(Items from a dataset)
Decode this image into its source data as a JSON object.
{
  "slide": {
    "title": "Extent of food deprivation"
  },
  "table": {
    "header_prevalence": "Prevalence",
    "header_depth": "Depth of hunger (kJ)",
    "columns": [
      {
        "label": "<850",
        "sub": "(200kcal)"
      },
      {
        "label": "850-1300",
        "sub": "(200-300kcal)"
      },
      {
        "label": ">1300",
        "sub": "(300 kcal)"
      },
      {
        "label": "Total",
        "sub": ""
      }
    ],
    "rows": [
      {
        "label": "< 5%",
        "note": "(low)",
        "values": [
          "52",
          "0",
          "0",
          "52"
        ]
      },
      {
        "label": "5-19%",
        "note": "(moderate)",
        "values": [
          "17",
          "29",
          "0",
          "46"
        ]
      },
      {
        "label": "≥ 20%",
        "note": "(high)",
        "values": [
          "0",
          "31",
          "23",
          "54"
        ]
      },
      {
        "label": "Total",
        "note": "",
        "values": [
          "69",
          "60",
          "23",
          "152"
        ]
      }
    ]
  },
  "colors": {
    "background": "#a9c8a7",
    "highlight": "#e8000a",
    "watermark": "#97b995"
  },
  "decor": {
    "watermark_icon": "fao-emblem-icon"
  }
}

■ Your goal: Keep only the lines that hold the string "label", and copy them out.

■ Written solution:
        "label": "<850",
        "label": "850-1300",
        "label": ">1300",
        "label": "Total",
        "label": "< 5%",
        "label": "5-19%",
        "label": "≥ 20%",
        "label": "Total",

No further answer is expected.